▶ **PROBLEM DETAILS**:
How many of the lines below include "вчера"? Give the number and no other words.

--- Start of STORED RECORDS ---

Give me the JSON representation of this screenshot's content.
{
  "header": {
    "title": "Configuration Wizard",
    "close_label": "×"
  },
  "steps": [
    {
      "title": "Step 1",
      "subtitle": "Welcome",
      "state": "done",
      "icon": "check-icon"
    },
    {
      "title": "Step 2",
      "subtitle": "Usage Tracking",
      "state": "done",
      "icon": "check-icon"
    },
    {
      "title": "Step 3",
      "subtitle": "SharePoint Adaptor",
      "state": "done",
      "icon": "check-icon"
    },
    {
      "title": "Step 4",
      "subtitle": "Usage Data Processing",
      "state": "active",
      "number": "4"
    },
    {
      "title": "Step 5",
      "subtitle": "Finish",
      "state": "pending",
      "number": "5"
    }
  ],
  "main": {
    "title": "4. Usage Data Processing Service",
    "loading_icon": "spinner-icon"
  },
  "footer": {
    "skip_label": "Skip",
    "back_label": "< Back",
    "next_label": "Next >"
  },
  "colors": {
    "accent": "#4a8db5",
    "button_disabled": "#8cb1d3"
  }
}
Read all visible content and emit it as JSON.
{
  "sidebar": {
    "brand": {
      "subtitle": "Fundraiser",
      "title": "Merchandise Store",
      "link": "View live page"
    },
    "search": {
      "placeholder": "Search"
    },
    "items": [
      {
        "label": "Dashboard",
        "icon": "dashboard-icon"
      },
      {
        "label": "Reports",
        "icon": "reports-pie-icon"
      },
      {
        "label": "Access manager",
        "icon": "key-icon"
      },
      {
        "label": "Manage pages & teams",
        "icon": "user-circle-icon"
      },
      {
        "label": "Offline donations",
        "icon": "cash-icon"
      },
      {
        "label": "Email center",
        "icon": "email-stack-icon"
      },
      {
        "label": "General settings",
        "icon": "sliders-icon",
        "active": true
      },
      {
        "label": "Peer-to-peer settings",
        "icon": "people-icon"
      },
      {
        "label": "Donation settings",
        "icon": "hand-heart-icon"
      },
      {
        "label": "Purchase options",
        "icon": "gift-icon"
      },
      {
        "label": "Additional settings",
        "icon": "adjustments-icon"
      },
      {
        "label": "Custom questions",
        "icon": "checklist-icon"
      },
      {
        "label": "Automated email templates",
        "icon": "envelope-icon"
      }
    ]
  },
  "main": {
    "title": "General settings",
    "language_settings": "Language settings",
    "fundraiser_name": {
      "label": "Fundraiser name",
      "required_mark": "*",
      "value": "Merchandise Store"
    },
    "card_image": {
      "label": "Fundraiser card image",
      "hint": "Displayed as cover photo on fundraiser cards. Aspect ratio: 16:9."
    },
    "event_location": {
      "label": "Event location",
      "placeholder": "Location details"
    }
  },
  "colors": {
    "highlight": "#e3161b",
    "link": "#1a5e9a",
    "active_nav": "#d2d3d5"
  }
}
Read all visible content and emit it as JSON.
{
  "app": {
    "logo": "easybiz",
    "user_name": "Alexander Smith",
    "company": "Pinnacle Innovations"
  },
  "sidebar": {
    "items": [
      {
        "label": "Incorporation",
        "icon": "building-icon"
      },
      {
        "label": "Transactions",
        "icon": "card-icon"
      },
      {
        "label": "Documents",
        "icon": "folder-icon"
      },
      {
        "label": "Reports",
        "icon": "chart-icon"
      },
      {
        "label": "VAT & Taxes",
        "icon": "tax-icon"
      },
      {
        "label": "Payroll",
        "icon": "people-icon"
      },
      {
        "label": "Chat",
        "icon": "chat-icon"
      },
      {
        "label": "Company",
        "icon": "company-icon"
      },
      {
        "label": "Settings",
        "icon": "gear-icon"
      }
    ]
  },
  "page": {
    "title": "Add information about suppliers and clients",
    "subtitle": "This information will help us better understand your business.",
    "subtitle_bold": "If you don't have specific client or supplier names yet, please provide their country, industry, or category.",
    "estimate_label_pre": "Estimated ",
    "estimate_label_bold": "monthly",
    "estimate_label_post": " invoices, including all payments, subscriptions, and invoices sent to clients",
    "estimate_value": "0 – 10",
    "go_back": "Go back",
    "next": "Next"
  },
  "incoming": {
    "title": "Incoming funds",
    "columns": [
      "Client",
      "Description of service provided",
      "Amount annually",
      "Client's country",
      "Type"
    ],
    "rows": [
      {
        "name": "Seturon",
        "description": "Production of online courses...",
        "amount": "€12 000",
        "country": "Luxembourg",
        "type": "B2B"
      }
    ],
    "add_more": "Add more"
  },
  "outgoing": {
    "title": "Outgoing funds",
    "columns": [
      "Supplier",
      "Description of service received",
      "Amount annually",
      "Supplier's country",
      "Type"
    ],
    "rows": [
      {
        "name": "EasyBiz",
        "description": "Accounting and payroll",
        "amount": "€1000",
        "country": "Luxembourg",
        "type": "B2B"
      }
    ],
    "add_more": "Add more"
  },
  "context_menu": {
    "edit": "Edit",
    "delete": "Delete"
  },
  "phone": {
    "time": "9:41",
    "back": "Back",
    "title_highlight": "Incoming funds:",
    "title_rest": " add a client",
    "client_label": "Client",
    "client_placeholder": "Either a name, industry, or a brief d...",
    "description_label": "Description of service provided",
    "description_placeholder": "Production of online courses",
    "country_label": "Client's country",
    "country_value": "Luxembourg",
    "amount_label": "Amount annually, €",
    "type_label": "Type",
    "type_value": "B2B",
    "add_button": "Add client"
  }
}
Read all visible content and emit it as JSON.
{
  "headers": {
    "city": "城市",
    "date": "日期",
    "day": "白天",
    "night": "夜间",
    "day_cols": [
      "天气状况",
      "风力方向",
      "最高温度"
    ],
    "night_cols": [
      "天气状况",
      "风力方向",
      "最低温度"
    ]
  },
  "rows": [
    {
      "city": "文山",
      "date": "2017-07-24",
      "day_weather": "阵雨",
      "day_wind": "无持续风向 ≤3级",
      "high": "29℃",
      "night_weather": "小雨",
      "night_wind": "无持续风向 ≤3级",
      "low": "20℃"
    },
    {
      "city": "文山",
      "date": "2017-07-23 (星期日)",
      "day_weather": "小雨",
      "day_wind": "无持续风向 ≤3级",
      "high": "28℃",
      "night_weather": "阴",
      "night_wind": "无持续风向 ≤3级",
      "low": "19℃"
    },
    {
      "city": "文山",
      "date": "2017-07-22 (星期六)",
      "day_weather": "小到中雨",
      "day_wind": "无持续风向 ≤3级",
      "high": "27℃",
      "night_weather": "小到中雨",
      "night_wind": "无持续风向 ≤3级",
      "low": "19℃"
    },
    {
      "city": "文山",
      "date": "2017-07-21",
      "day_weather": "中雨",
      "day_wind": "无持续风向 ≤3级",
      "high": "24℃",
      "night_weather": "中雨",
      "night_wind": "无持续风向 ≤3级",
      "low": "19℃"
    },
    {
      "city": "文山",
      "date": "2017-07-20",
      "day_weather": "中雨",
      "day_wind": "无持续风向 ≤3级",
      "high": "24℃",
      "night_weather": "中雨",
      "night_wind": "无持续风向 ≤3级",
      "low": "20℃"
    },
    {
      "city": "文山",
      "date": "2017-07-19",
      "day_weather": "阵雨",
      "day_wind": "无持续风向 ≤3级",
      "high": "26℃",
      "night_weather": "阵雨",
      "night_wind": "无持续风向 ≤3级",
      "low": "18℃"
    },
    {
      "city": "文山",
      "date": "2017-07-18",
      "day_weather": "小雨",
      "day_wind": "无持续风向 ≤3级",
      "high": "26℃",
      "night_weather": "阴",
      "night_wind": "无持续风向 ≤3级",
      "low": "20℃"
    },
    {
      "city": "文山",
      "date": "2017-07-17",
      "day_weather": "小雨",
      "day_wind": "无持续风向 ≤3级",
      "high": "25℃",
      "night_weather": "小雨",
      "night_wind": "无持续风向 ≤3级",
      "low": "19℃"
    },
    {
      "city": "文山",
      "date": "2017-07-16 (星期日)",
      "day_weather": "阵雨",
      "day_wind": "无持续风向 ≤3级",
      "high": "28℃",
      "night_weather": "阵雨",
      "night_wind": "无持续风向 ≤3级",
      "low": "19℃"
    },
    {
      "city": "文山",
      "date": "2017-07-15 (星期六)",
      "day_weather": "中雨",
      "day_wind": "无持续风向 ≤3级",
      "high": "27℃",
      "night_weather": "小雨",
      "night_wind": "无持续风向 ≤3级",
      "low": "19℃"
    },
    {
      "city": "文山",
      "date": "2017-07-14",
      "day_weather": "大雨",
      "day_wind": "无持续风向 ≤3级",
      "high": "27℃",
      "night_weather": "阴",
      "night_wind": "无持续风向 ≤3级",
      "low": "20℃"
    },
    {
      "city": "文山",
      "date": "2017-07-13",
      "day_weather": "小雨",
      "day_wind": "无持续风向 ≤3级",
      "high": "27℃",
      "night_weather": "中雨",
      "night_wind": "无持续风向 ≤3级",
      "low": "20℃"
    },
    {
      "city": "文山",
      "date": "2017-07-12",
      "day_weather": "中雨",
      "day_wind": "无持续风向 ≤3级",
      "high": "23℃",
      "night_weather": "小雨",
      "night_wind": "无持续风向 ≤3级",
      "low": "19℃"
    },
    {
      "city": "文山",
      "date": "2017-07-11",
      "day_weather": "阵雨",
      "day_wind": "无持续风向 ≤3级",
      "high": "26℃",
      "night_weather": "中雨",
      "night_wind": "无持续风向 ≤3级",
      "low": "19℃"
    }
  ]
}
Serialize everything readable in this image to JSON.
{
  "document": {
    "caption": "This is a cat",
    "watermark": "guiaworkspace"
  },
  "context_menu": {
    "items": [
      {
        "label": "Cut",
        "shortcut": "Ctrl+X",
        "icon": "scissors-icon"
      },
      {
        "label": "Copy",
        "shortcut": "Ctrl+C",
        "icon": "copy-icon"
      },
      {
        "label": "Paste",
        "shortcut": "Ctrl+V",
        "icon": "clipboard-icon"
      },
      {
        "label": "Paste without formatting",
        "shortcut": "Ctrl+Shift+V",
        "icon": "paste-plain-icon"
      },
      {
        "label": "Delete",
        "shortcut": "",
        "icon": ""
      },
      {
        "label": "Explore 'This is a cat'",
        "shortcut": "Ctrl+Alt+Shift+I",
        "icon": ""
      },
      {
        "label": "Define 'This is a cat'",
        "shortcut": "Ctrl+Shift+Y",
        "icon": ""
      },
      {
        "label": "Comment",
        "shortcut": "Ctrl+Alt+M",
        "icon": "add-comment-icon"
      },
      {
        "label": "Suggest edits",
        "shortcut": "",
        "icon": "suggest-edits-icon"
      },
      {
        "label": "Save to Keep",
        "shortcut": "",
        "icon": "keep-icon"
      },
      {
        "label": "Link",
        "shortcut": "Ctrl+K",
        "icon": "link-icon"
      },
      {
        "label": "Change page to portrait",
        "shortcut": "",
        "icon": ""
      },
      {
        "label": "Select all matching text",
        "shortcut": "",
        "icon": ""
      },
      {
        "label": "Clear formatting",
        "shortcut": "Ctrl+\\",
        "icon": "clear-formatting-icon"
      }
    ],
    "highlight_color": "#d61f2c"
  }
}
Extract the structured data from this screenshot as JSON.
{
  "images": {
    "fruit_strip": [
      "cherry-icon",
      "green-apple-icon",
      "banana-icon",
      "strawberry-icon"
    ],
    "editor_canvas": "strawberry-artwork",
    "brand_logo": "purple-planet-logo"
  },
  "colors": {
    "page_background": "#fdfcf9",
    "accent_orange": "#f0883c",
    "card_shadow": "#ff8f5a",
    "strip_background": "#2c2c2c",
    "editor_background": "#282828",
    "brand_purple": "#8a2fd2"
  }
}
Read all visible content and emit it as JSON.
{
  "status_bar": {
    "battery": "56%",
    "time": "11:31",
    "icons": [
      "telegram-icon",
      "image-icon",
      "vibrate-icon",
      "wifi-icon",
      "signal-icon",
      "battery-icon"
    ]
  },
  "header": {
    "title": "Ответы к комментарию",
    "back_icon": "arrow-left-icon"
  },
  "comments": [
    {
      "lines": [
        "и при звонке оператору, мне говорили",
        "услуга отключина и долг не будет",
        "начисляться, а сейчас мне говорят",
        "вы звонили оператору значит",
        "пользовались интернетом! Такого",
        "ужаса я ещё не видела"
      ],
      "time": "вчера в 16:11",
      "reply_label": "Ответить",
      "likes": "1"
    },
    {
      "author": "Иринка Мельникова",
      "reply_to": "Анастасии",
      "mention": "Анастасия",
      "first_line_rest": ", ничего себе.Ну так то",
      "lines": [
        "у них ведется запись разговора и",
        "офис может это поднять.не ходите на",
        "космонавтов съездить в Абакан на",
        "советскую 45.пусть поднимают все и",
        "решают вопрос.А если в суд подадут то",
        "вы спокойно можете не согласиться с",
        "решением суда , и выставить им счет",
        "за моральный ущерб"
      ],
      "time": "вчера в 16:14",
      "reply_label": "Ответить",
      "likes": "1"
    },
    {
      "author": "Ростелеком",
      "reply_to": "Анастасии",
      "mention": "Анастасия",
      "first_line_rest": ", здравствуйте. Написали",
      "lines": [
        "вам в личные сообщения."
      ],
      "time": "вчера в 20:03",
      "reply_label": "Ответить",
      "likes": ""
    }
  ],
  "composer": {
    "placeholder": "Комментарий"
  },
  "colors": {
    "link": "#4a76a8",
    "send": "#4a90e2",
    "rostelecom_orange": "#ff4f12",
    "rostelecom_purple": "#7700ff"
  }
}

--- End of STORED RECORDS ---

▶ **CORRECT ANSWER**:
3